(Figure data in JSON)
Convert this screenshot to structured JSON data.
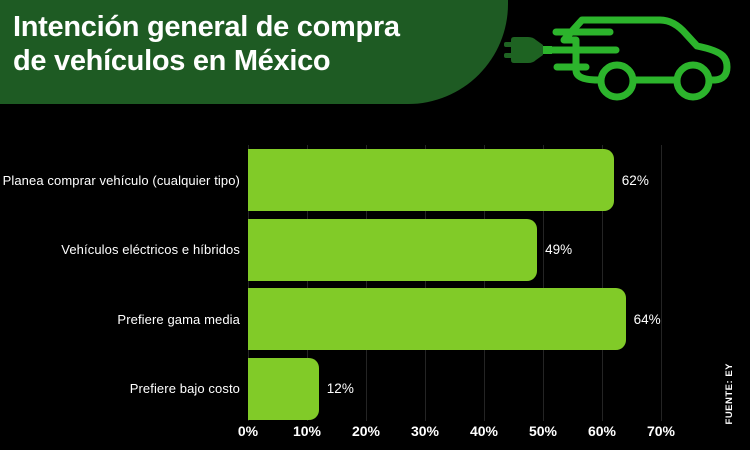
{
  "header": {
    "title_line1": "Intención general de compra",
    "title_line2": "de vehículos en México"
  },
  "icon": {
    "name": "electric-car-icon"
  },
  "chart_data": {
    "type": "bar",
    "orientation": "horizontal",
    "title": "Intención general de compra de vehículos en México",
    "categories": [
      "Planea comprar vehículo (cualquier tipo)",
      "Vehículos eléctricos e híbridos",
      "Prefiere gama media",
      "Prefiere bajo costo"
    ],
    "values": [
      62,
      49,
      64,
      12
    ],
    "value_labels": [
      "62%",
      "49%",
      "64%",
      "12%"
    ],
    "x_ticks": [
      "0%",
      "10%",
      "20%",
      "30%",
      "40%",
      "50%",
      "60%",
      "70%"
    ],
    "xlim": [
      0,
      70
    ],
    "grid": "vertical",
    "legend": "none",
    "source": "FUENTE: EY"
  },
  "colors": {
    "background": "#000000",
    "header_green": "#1e5b23",
    "bar_green": "#81cb28",
    "icon_green": "#2cb42c",
    "plug_green": "#1e6322",
    "grid_line": "#242424",
    "text": "#ffffff"
  },
  "source_label": "FUENTE: EY"
}
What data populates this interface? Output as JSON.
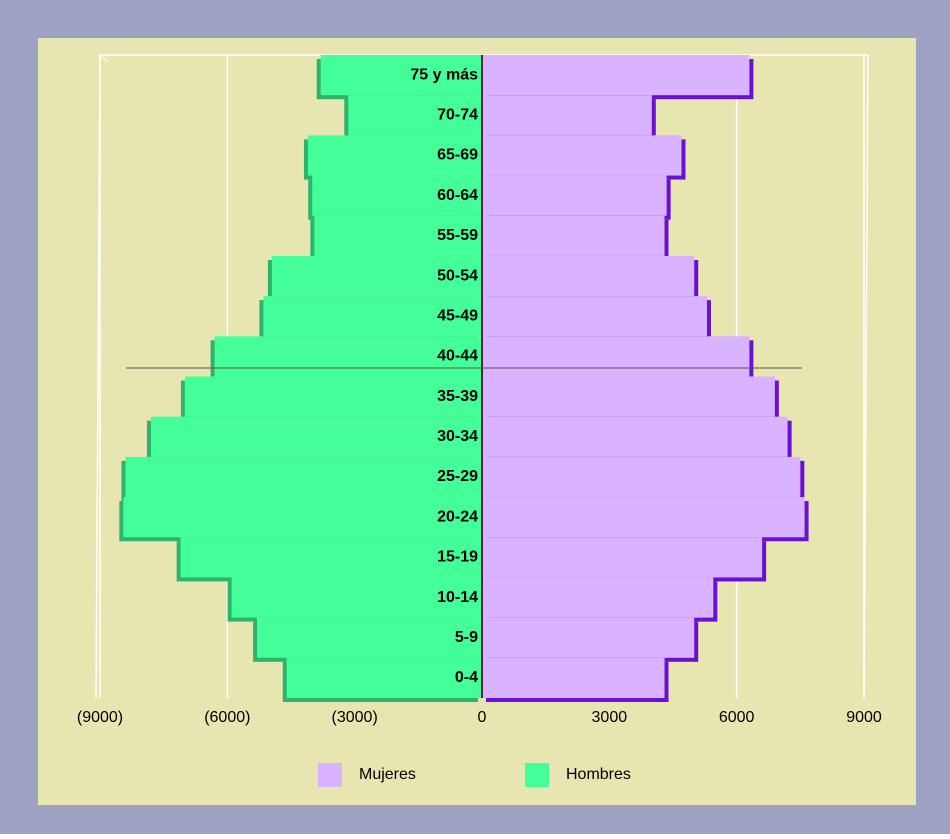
{
  "chart_data": {
    "type": "pyramid",
    "categories": [
      "0-4",
      "5-9",
      "10-14",
      "15-19",
      "20-24",
      "25-29",
      "30-34",
      "35-39",
      "40-44",
      "45-49",
      "50-54",
      "55-59",
      "60-64",
      "65-69",
      "70-74",
      "75 y más"
    ],
    "series": [
      {
        "name": "Mujeres",
        "color": "#d9b3ff",
        "shadow": "#6a10d0",
        "values": [
          4300,
          5000,
          5450,
          6600,
          7600,
          7500,
          7200,
          6900,
          6300,
          5300,
          5000,
          4300,
          4350,
          4700,
          4000,
          6300
        ]
      },
      {
        "name": "Hombres",
        "color": "#44ff99",
        "shadow": "#2db36b",
        "values": [
          -4600,
          -5300,
          -5900,
          -7100,
          -8450,
          -8400,
          -7800,
          -7000,
          -6300,
          -5150,
          -4950,
          -3950,
          -4000,
          -4100,
          -3150,
          -3800
        ]
      }
    ],
    "xlim": [
      -9000,
      9000
    ],
    "xticks": [
      {
        "value": -9000,
        "label": "(9000)"
      },
      {
        "value": -6000,
        "label": "(6000)"
      },
      {
        "value": -3000,
        "label": "(3000)"
      },
      0,
      3000,
      6000,
      9000
    ],
    "grid": true,
    "legend": "bottom"
  }
}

# Challenge
Return all of the entries word for word, but omit the pictures.

# Result
Convert this screenshot to structured JSON data.
{
  "header": {
    "title_line1": "Intención general de compra",
    "title_line2": "de vehículos en México"
  },
  "icon": {
    "name": "electric-car-icon"
  },
  "chart_data": {
    "type": "bar",
    "orientation": "horizontal",
    "title": "Intención general de compra de vehículos en México",
    "categories": [
      "Planea comprar vehículo (cualquier tipo)",
      "Vehículos eléctricos e híbridos",
      "Prefiere gama media",
      "Prefiere bajo costo"
    ],
    "values": [
      62,
      49,
      64,
      12
    ],
    "value_labels": [
      "62%",
      "49%",
      "64%",
      "12%"
    ],
    "x_ticks": [
      "0%",
      "10%",
      "20%",
      "30%",
      "40%",
      "50%",
      "60%",
      "70%"
    ],
    "xlim": [
      0,
      70
    ],
    "grid": "vertical",
    "legend": "none",
    "source": "FUENTE: EY"
  },
  "colors": {
    "background": "#000000",
    "header_green": "#1e5b23",
    "bar_green": "#81cb28",
    "icon_green": "#2cb42c",
    "plug_green": "#1e6322",
    "grid_line": "#242424",
    "text": "#ffffff"
  },
  "source_label": "FUENTE: EY"
}
What data populates this interface? Output as JSON.
{
  "chart_data": {
    "type": "pyramid",
    "categories": [
      "0-4",
      "5-9",
      "10-14",
      "15-19",
      "20-24",
      "25-29",
      "30-34",
      "35-39",
      "40-44",
      "45-49",
      "50-54",
      "55-59",
      "60-64",
      "65-69",
      "70-74",
      "75 y más"
    ],
    "series": [
      {
        "name": "Mujeres",
        "color": "#d9b3ff",
        "shadow": "#6a10d0",
        "values": [
          4300,
          5000,
          5450,
          6600,
          7600,
          7500,
          7200,
          6900,
          6300,
          5300,
          5000,
          4300,
          4350,
          4700,
          4000,
          6300
        ]
      },
      {
        "name": "Hombres",
        "color": "#44ff99",
        "shadow": "#2db36b",
        "values": [
          -4600,
          -5300,
          -5900,
          -7100,
          -8450,
          -8400,
          -7800,
          -7000,
          -6300,
          -5150,
          -4950,
          -3950,
          -4000,
          -4100,
          -3150,
          -3800
        ]
      }
    ],
    "xlim": [
      -9000,
      9000
    ],
    "xticks": [
      {
        "value": -9000,
        "label": "(9000)"
      },
      {
        "value": -6000,
        "label": "(6000)"
      },
      {
        "value": -3000,
        "label": "(3000)"
      },
      0,
      3000,
      6000,
      9000
    ],
    "grid": true,
    "legend": "bottom"
  }
}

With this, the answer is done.